[Stored items from a collection]
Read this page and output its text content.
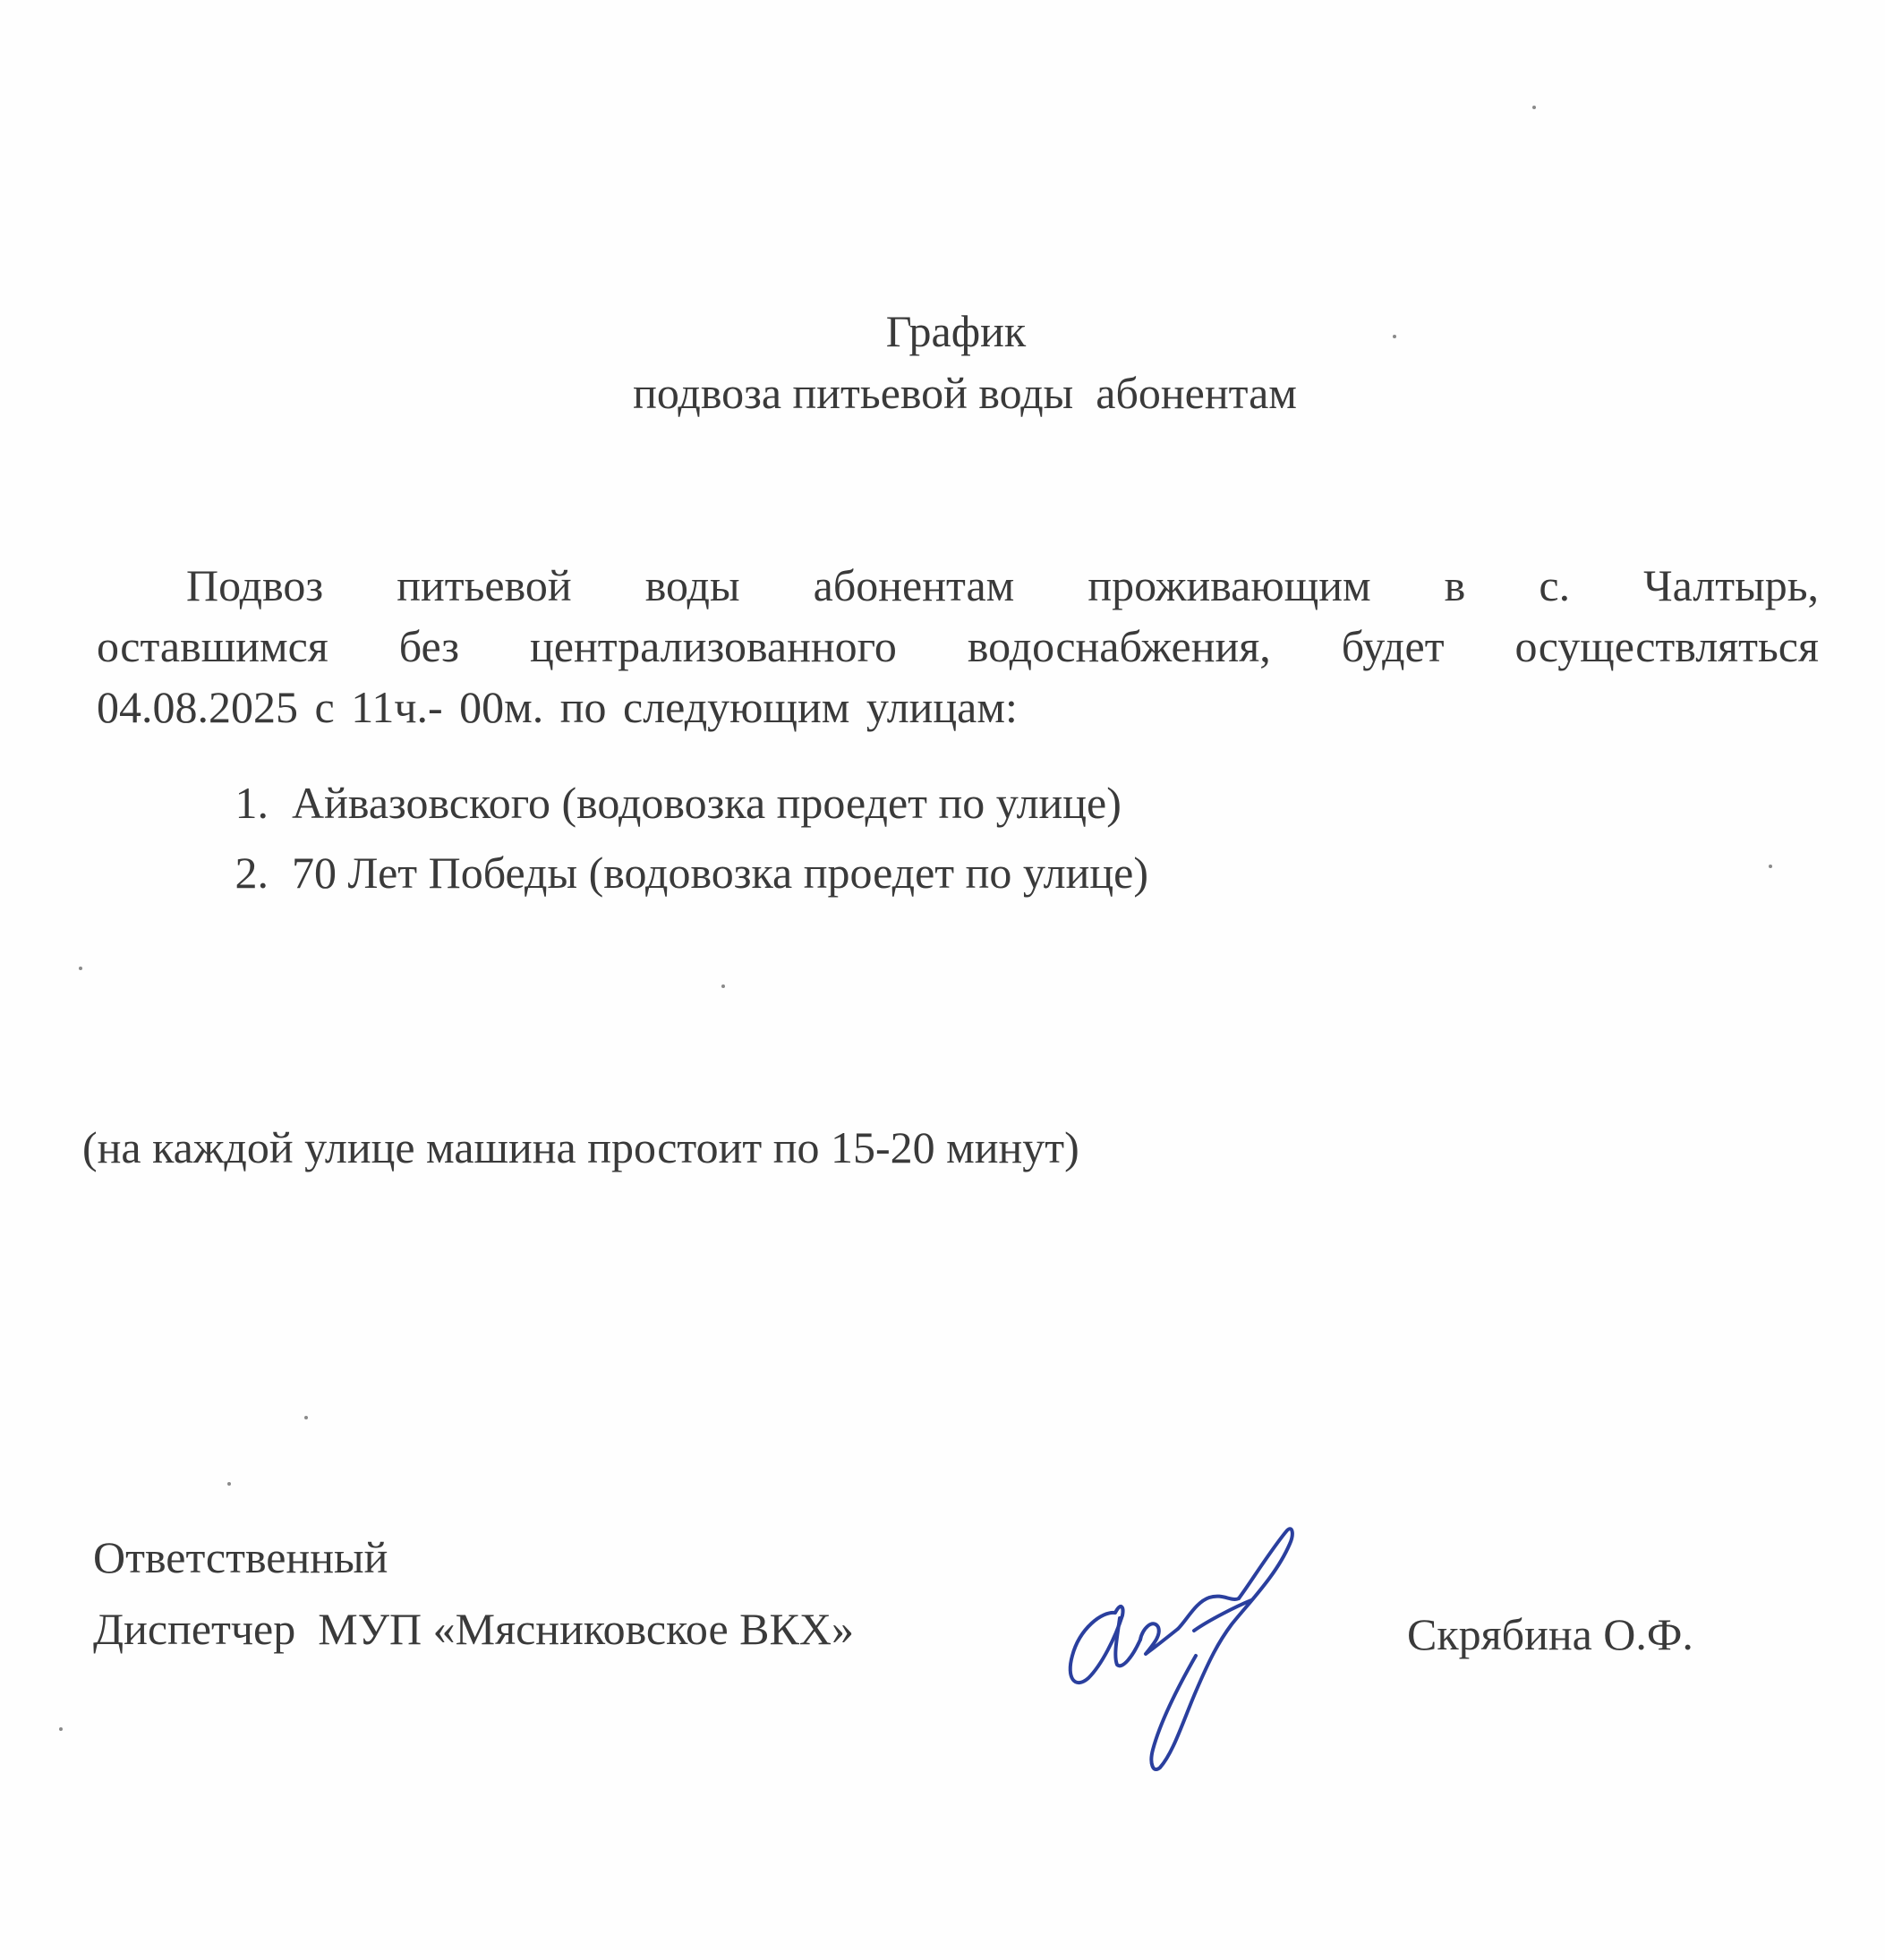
График
подвоза питьевой воды  абонентам
Подвоз питьевой воды абонентам проживающим в с. Чалтырь,
оставшимся без централизованного водоснабжения, будет осуществляться
04.08.2025 с 11ч.- 00м. по следующим улицам:
1. Айвазовского (водовозка проедет по улице)
2. 70 Лет Победы (водовозка проедет по улице)

(на каждой улице машина простоит по 15-20 минут)

Ответственный

Диспетчер  МУП «Мясниковское ВКХ»	Скрябина О.Ф.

*What is required*. The records above are to be quoted exactly, with all pictures left out.

*Reply*.
Read this page and output its text content.
График
подвоза питьевой воды  абонентам
Подвоз питьевой воды абонентам проживающим в с. Чалтырь,
оставшимся без централизованного водоснабжения, будет осуществляться
04.08.2025 с 11ч.- 00м. по следующим улицам:
1. Айвазовского (водовозка проедет по улице)
2. 70 Лет Победы (водовозка проедет по улице)

(на каждой улице машина простоит по 15-20 минут)

Ответственный

Диспетчер  МУП «Мясниковское ВКХ»	Скрябина О.Ф.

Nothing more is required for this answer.